Restate, word for word, all of the material shown below.

(Data items)

>> begin

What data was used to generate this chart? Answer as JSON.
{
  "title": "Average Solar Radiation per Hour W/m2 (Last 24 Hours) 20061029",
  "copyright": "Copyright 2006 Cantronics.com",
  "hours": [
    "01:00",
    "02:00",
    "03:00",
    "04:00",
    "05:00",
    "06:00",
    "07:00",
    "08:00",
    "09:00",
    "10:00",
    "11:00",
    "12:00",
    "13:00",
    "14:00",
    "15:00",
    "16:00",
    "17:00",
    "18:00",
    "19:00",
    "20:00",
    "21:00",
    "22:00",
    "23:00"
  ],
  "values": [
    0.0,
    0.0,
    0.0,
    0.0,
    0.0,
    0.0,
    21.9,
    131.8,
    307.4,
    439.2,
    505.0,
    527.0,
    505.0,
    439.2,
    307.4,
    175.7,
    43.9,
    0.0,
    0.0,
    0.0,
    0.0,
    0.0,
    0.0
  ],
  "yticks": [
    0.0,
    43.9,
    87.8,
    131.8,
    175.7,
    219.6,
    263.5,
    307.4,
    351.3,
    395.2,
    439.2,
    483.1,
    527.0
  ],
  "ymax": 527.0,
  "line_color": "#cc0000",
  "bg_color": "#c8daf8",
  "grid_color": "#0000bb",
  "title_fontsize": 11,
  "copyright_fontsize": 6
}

>> end

▶ Complete output
What data was used to generate this chart? Answer as JSON.
{
  "title": "Average Solar Radiation per Hour W/m2 (Last 24 Hours) 20061029",
  "copyright": "Copyright 2006 Cantronics.com",
  "hours": [
    "01:00",
    "02:00",
    "03:00",
    "04:00",
    "05:00",
    "06:00",
    "07:00",
    "08:00",
    "09:00",
    "10:00",
    "11:00",
    "12:00",
    "13:00",
    "14:00",
    "15:00",
    "16:00",
    "17:00",
    "18:00",
    "19:00",
    "20:00",
    "21:00",
    "22:00",
    "23:00"
  ],
  "values": [
    0.0,
    0.0,
    0.0,
    0.0,
    0.0,
    0.0,
    21.9,
    131.8,
    307.4,
    439.2,
    505.0,
    527.0,
    505.0,
    439.2,
    307.4,
    175.7,
    43.9,
    0.0,
    0.0,
    0.0,
    0.0,
    0.0,
    0.0
  ],
  "yticks": [
    0.0,
    43.9,
    87.8,
    131.8,
    175.7,
    219.6,
    263.5,
    307.4,
    351.3,
    395.2,
    439.2,
    483.1,
    527.0
  ],
  "ymax": 527.0,
  "line_color": "#cc0000",
  "bg_color": "#c8daf8",
  "grid_color": "#0000bb",
  "title_fontsize": 11,
  "copyright_fontsize": 6
}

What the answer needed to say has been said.